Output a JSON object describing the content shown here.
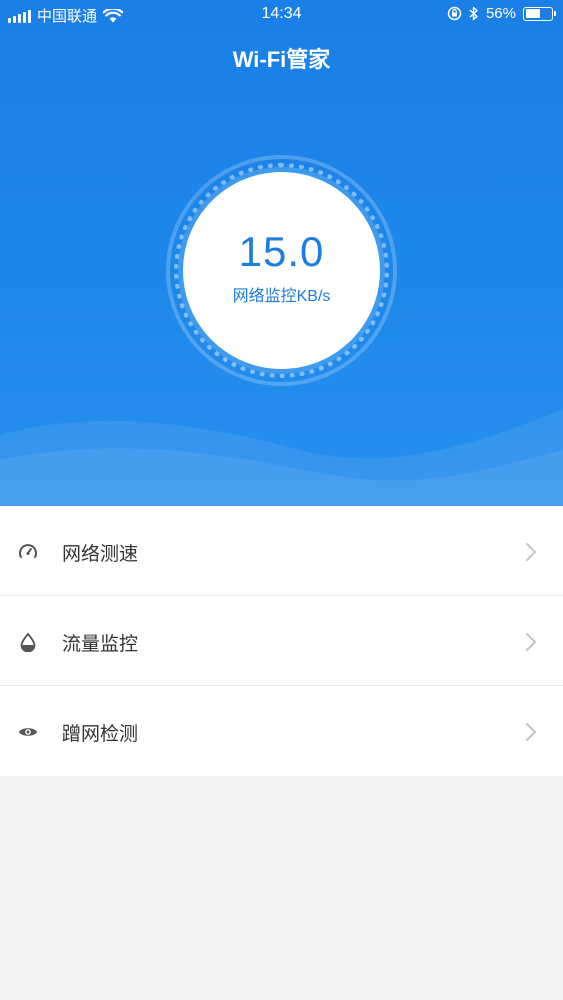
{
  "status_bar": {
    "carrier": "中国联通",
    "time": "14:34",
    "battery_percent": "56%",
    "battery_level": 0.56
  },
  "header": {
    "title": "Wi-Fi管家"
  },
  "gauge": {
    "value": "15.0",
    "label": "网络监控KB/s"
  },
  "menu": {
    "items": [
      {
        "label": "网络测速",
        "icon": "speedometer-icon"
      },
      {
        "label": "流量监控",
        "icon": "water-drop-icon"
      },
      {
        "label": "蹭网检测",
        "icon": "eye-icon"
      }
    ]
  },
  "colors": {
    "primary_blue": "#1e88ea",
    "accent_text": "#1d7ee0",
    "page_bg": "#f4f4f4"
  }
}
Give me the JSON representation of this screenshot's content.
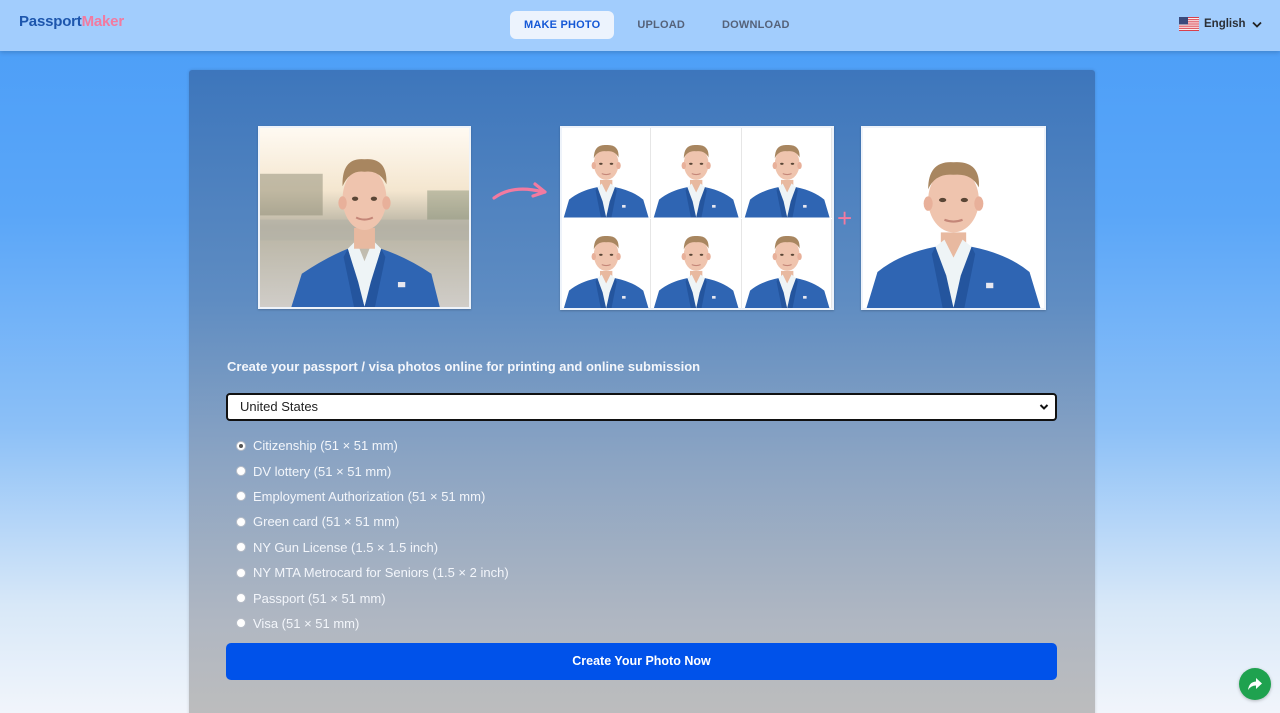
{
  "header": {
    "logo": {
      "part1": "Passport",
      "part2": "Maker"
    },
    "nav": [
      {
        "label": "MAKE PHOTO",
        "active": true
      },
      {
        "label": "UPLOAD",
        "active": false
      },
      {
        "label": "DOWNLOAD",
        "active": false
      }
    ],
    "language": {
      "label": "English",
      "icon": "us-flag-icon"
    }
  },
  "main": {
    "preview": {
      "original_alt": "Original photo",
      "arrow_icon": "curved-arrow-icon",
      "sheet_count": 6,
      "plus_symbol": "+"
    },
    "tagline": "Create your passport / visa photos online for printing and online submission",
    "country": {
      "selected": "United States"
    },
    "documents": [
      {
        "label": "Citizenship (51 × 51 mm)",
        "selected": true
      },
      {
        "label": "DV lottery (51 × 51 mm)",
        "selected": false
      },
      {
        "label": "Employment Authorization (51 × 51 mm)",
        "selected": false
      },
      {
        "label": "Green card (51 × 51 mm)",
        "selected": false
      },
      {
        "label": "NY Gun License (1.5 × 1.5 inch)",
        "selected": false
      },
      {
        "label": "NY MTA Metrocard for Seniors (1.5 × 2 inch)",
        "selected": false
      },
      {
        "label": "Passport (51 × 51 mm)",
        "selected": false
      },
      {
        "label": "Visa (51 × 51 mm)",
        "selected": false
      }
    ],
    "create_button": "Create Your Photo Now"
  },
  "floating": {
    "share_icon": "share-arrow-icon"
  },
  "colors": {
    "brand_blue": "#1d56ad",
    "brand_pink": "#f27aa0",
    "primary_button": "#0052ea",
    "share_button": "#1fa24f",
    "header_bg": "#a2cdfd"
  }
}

◇ ◇ ◇ ◇ ◇ ◇ ◇

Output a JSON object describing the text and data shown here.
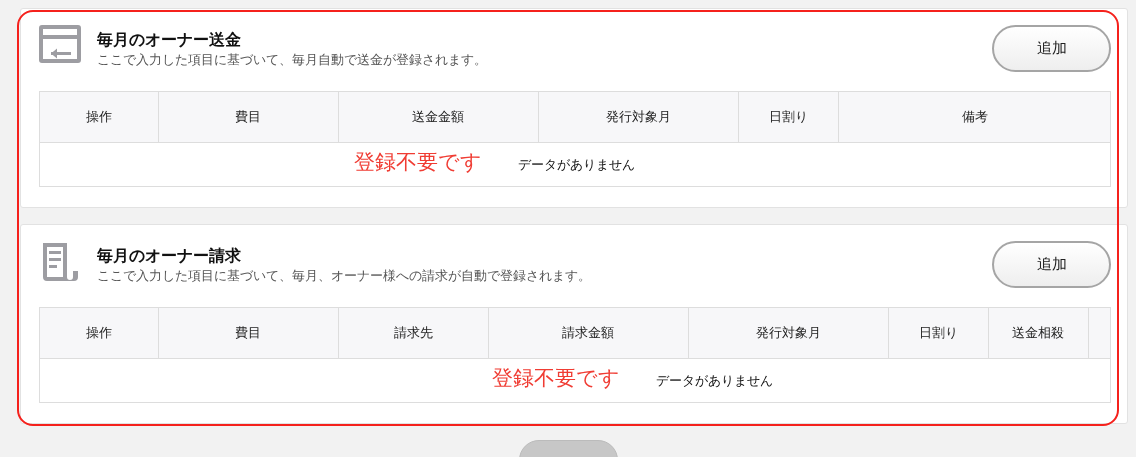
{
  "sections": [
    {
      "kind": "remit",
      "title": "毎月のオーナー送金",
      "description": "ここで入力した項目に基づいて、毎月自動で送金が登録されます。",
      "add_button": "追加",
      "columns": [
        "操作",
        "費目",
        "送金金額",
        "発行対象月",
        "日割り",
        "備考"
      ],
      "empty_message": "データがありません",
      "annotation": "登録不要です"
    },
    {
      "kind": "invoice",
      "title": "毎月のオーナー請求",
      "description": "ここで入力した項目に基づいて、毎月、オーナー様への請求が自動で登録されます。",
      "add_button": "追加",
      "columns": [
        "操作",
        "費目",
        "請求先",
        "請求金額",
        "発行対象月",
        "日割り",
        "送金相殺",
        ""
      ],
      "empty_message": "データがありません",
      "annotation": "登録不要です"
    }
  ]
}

◇ ◇ ◇ ◇ ◇ ◇ ◇

* JOB
Track down every line with the word "arrow" and copy it.

* RESULT FOR THIS TASK
      "arrow_icon": "curved-arrow-icon",
    "share_icon": "share-arrow-icon"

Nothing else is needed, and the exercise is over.